(Collected data entries)
+ + + + + + +

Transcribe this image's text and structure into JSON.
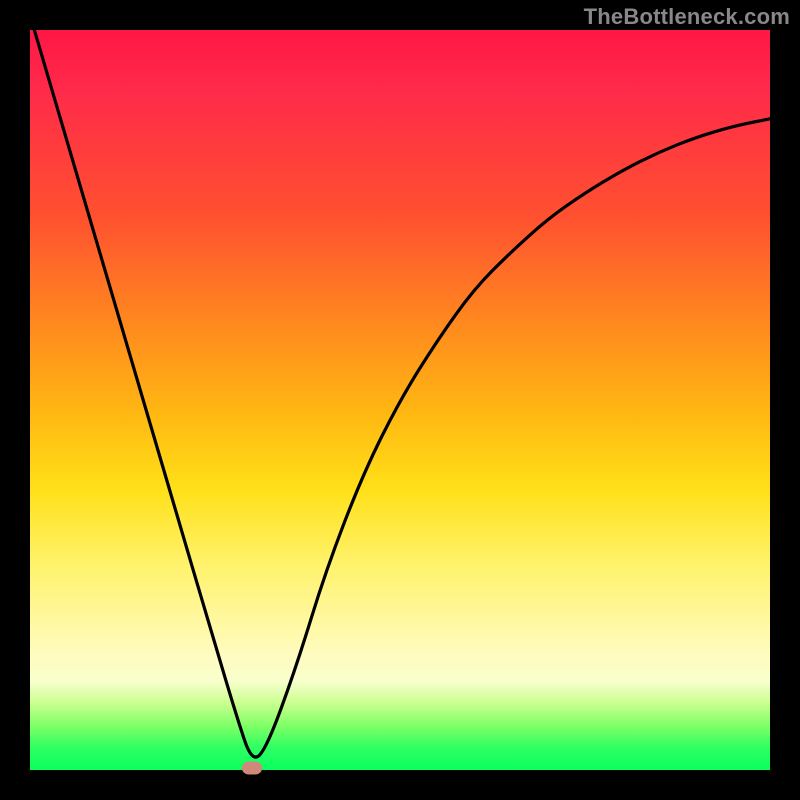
{
  "watermark": "TheBottleneck.com",
  "chart_data": {
    "type": "line",
    "title": "",
    "xlabel": "",
    "ylabel": "",
    "xlim": [
      0,
      100
    ],
    "ylim": [
      0,
      100
    ],
    "grid": false,
    "legend": false,
    "series": [
      {
        "name": "bottleneck-curve",
        "x": [
          0,
          5,
          10,
          15,
          20,
          25,
          28,
          30,
          32,
          36,
          40,
          45,
          50,
          55,
          60,
          65,
          70,
          75,
          80,
          85,
          90,
          95,
          100
        ],
        "y": [
          102,
          85,
          68,
          51,
          34,
          17,
          7,
          1,
          3,
          14,
          27,
          40,
          50,
          58,
          65,
          70,
          74.5,
          78,
          81,
          83.5,
          85.5,
          87,
          88
        ]
      }
    ],
    "marker": {
      "x": 30,
      "y": 0.3
    },
    "gradient_stops": [
      {
        "pos": 0,
        "color": "#ff1744"
      },
      {
        "pos": 25,
        "color": "#ff5030"
      },
      {
        "pos": 52,
        "color": "#ffb812"
      },
      {
        "pos": 72,
        "color": "#fff26a"
      },
      {
        "pos": 91,
        "color": "#c9ff8f"
      },
      {
        "pos": 100,
        "color": "#0aff5e"
      }
    ]
  },
  "colors": {
    "frame": "#000000",
    "curve": "#000000",
    "marker": "#d08878",
    "watermark": "#888888"
  }
}
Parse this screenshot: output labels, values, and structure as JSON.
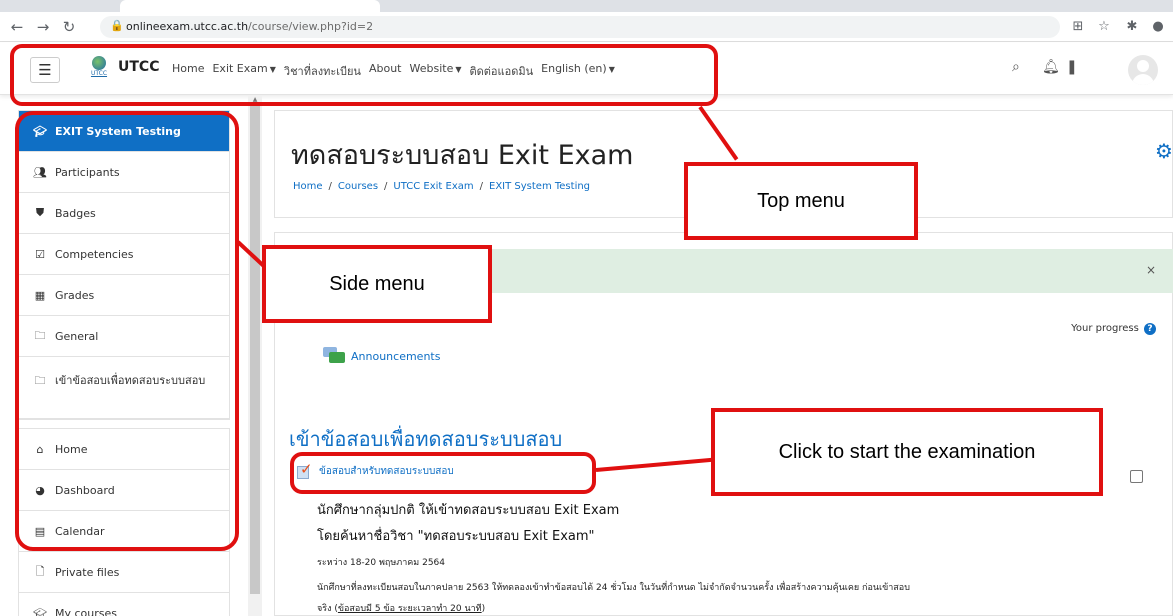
{
  "browser": {
    "url_host": "onlineexam.utcc.ac.th",
    "url_path": "/course/view.php?id=2"
  },
  "topbar": {
    "brand": "UTCC",
    "logo_sub": "UTCC",
    "nav": [
      {
        "label": "Home",
        "dropdown": false
      },
      {
        "label": "Exit Exam",
        "dropdown": true
      },
      {
        "label": "วิชาที่ลงทะเบียน",
        "dropdown": false
      },
      {
        "label": "About",
        "dropdown": false
      },
      {
        "label": "Website",
        "dropdown": true
      },
      {
        "label": "ติดต่อแอดมิน",
        "dropdown": false
      },
      {
        "label": "English (en)",
        "dropdown": true
      }
    ],
    "icons": [
      "search-icon",
      "bell-icon",
      "chat-icon"
    ]
  },
  "sidebar": {
    "course_items": [
      {
        "label": "EXIT System Testing",
        "icon": "graduation-cap-icon"
      },
      {
        "label": "Participants",
        "icon": "users-icon"
      },
      {
        "label": "Badges",
        "icon": "badge-icon"
      },
      {
        "label": "Competencies",
        "icon": "checkbox-icon"
      },
      {
        "label": "Grades",
        "icon": "table-icon"
      },
      {
        "label": "General",
        "icon": "folder-icon"
      },
      {
        "label": "เข้าข้อสอบเพื่อทดสอบระบบสอบ",
        "icon": "folder-icon"
      }
    ],
    "site_items": [
      {
        "label": "Home",
        "icon": "home-icon"
      },
      {
        "label": "Dashboard",
        "icon": "dashboard-icon"
      },
      {
        "label": "Calendar",
        "icon": "calendar-icon"
      },
      {
        "label": "Private files",
        "icon": "file-icon"
      },
      {
        "label": "My courses",
        "icon": "graduation-cap-icon"
      }
    ]
  },
  "header": {
    "title": "ทดสอบระบบสอบ Exit Exam",
    "breadcrumb": [
      "Home",
      "Courses",
      "UTCC Exit Exam",
      "EXIT System Testing"
    ]
  },
  "content": {
    "alert_close": "×",
    "progress_label": "Your progress",
    "progress_help": "?",
    "announcements": "Announcements",
    "section_title": "เข้าข้อสอบเพื่อทดสอบระบบสอบ",
    "quiz_link": "ข้อสอบสำหรับทดสอบระบบสอบ",
    "desc_line1": "นักศึกษากลุ่มปกติ ให้เข้าทดสอบระบบสอบ Exit Exam",
    "desc_line2": "โดยค้นหาชื่อวิชา \"ทดสอบระบบสอบ Exit Exam\"",
    "desc_line3": "ระหว่าง 18-20 พฤษภาคม 2564",
    "desc_line4": "นักศึกษาที่ลงทะเบียนสอบในภาคปลาย 2563 ให้ทดลองเข้าทำข้อสอบได้ 24 ชั่วโมง ในวันที่กำหนด ไม่จำกัดจำนวนครั้ง เพื่อสร้างความคุ้นเคย ก่อนเข้าสอบ",
    "desc_line5_prefix": "จริง (",
    "desc_line5_link": "ข้อสอบมี 5 ข้อ ระยะเวลาทำ 20 นาที",
    "desc_line5_suffix": ")"
  },
  "annotations": {
    "top_menu": "Top menu",
    "side_menu": "Side menu",
    "start_exam": "Click to start the examination",
    "color": "#e01010"
  }
}
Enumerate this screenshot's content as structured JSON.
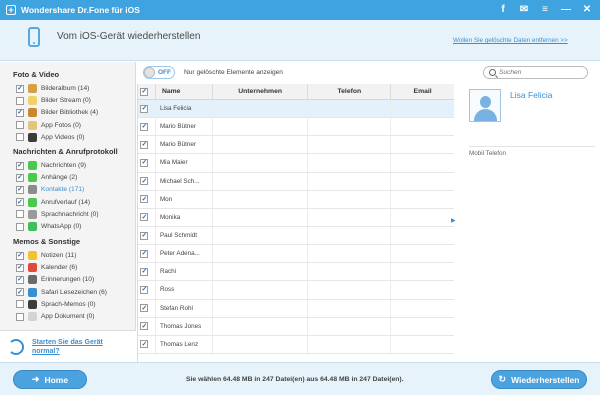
{
  "titlebar": {
    "title": "Wondershare Dr.Fone für iOS",
    "app_icon": "+",
    "icons": [
      "facebook-icon",
      "feedback-icon",
      "menu-icon",
      "minimize-icon",
      "close-icon"
    ]
  },
  "header": {
    "title": "Vom iOS-Gerät wiederherstellen",
    "link": "Wollen Sie gelöschte Daten entfernen >>"
  },
  "sidebar": {
    "sections": [
      {
        "title": "Foto & Video",
        "items": [
          {
            "label": "Bilderalbum (14)",
            "checked": true,
            "icon": "photo-album-icon",
            "icon_color": "#d9a03f"
          },
          {
            "label": "Bilder Stream (0)",
            "checked": false,
            "icon": "photo-stream-icon",
            "icon_color": "#f0d26a"
          },
          {
            "label": "Bilder Bibliothek (4)",
            "checked": true,
            "icon": "photo-library-icon",
            "icon_color": "#c9872e"
          },
          {
            "label": "App Fotos (0)",
            "checked": false,
            "icon": "app-photos-icon",
            "icon_color": "#e2c57a"
          },
          {
            "label": "App Videos (0)",
            "checked": false,
            "icon": "app-videos-icon",
            "icon_color": "#3c3c3c"
          }
        ]
      },
      {
        "title": "Nachrichten & Anrufprotokoll",
        "items": [
          {
            "label": "Nachrichten (9)",
            "checked": true,
            "icon": "messages-icon",
            "icon_color": "#4cc94c"
          },
          {
            "label": "Anhänge (2)",
            "checked": true,
            "icon": "attachments-icon",
            "icon_color": "#4cc94c"
          },
          {
            "label": "Kontakte (171)",
            "checked": true,
            "icon": "contacts-icon",
            "icon_color": "#8c8c8c",
            "active": true
          },
          {
            "label": "Anrufverlauf (14)",
            "checked": true,
            "icon": "call-history-icon",
            "icon_color": "#4cc94c"
          },
          {
            "label": "Sprachnachricht (0)",
            "checked": false,
            "icon": "voicemail-icon",
            "icon_color": "#9a9a9a"
          },
          {
            "label": "WhatsApp (0)",
            "checked": false,
            "icon": "whatsapp-icon",
            "icon_color": "#3fbf5a"
          }
        ]
      },
      {
        "title": "Memos & Sonstige",
        "items": [
          {
            "label": "Notizen (11)",
            "checked": true,
            "icon": "notes-icon",
            "icon_color": "#f2c230"
          },
          {
            "label": "Kalender (6)",
            "checked": true,
            "icon": "calendar-icon",
            "icon_color": "#e04a3a"
          },
          {
            "label": "Erinnerungen (10)",
            "checked": true,
            "icon": "reminders-icon",
            "icon_color": "#6a6a6a"
          },
          {
            "label": "Safari Lesezeichen (6)",
            "checked": true,
            "icon": "safari-icon",
            "icon_color": "#3a8fd1"
          },
          {
            "label": "Sprach-Memos (0)",
            "checked": false,
            "icon": "voice-memos-icon",
            "icon_color": "#3c3c3c"
          },
          {
            "label": "App Dokument (0)",
            "checked": false,
            "icon": "app-document-icon",
            "icon_color": "#d4d4d4"
          }
        ]
      }
    ],
    "restart_link": "Starten Sie das Gerät normal?"
  },
  "main": {
    "toggle_label": "OFF",
    "toggle_desc": "Nur gelöschte Elemente anzeigen",
    "search_placeholder": "Suchen",
    "columns": {
      "name": "Name",
      "unternehmen": "Unternehmen",
      "telefon": "Telefon",
      "email": "Email"
    },
    "rows": [
      {
        "name": "Lisa Felicia",
        "checked": true,
        "selected": true
      },
      {
        "name": "Mario Bütner",
        "checked": true
      },
      {
        "name": "Mario Bütner",
        "checked": true
      },
      {
        "name": "Mia Maier",
        "checked": true
      },
      {
        "name": "Michael Sch...",
        "checked": true
      },
      {
        "name": "Mon",
        "checked": true
      },
      {
        "name": "Monika",
        "checked": true
      },
      {
        "name": "Paul Schmidt",
        "checked": true
      },
      {
        "name": "Peter Adena...",
        "checked": true
      },
      {
        "name": "Rachi",
        "checked": true
      },
      {
        "name": "Ross",
        "checked": true
      },
      {
        "name": "Stefan Rohl",
        "checked": true
      },
      {
        "name": "Thomas Jones",
        "checked": true
      },
      {
        "name": "Thomas Lenz",
        "checked": true
      }
    ]
  },
  "detail": {
    "name": "Lisa Felicia",
    "mobile_label": "Mobil Telefon"
  },
  "footer": {
    "home_label": "Home",
    "status": "Sie wählen 64.48 MB in 247 Datei(en) aus 64.48 MB in 247 Datei(en).",
    "restore_label": "Wiederherstellen"
  }
}
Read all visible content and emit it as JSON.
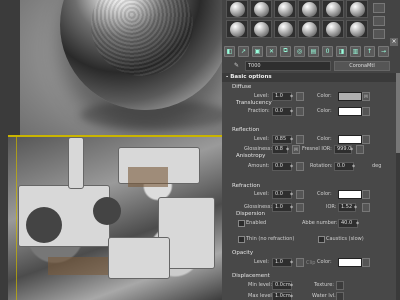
{
  "toolbar": {
    "material_name": "T000",
    "material_type": "CoronaMtl"
  },
  "rollout": {
    "title": "Basic options"
  },
  "diffuse": {
    "title": "Diffuse",
    "level_label": "Level:",
    "level_value": "1.0",
    "color_label": "Color:",
    "color": "#b0b0b0",
    "map_btn": "M",
    "translucency_title": "Translucency",
    "fraction_label": "Fraction:",
    "fraction_value": "0.0",
    "trans_color_label": "Color:"
  },
  "reflection": {
    "title": "Reflection",
    "level_label": "Level:",
    "level_value": "0.85",
    "color_label": "Color:",
    "glossiness_label": "Glossiness:",
    "glossiness_value": "0.8",
    "map_btn": "M",
    "fresnel_label": "Fresnel IOR:",
    "fresnel_value": "999.0",
    "anisotropy_title": "Anisotropy",
    "amount_label": "Amount:",
    "amount_value": "0.0",
    "rotation_label": "Rotation:",
    "rotation_value": "0.0",
    "deg": "deg"
  },
  "refraction": {
    "title": "Refraction",
    "level_label": "Level:",
    "level_value": "0.0",
    "color_label": "Color:",
    "glossiness_label": "Glossiness:",
    "glossiness_value": "1.0",
    "ior_label": "IOR:",
    "ior_value": "1.52",
    "dispersion_title": "Dispersion",
    "enabled_label": "Enabled",
    "abbe_label": "Abbe number:",
    "abbe_value": "40.0",
    "thin_label": "Thin (no refraction)",
    "caustics_label": "Caustics (slow)"
  },
  "opacity": {
    "title": "Opacity",
    "level_label": "Level:",
    "level_value": "1.0",
    "clip_label": "Clip",
    "color_label": "Color:"
  },
  "displacement": {
    "title": "Displacement",
    "min_label": "Min level:",
    "min_value": "0.0",
    "min_unit": "cm",
    "texture_label": "Texture:",
    "max_label": "Max level:",
    "max_value": "1.0",
    "max_unit": "cm",
    "water_label": "Water lvl.:"
  },
  "colors": {
    "white": "#ffffff",
    "gray_swatch": "#b0b0b0"
  }
}
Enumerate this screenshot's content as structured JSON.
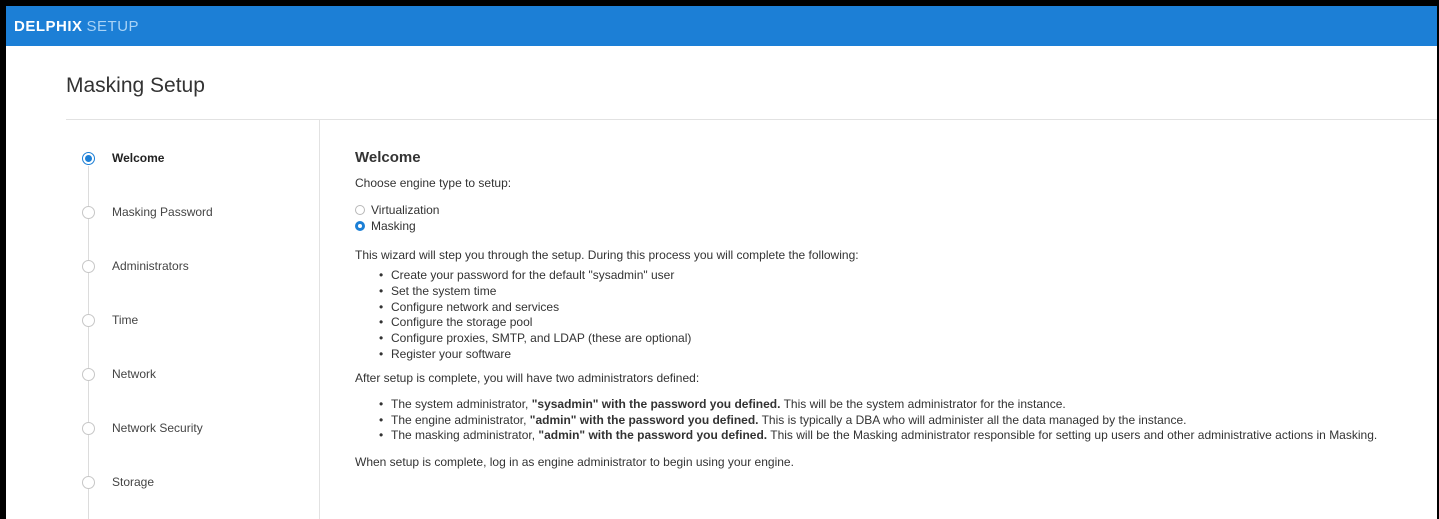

+ + + + + + +

• [Directions for this task]: Copy every line above that holds the word "Gerät".

• [In response]:
    "title": "Vom iOS-Gerät wiederherstellen",
    "restart_link": "Starten Sie das Gerät normal?"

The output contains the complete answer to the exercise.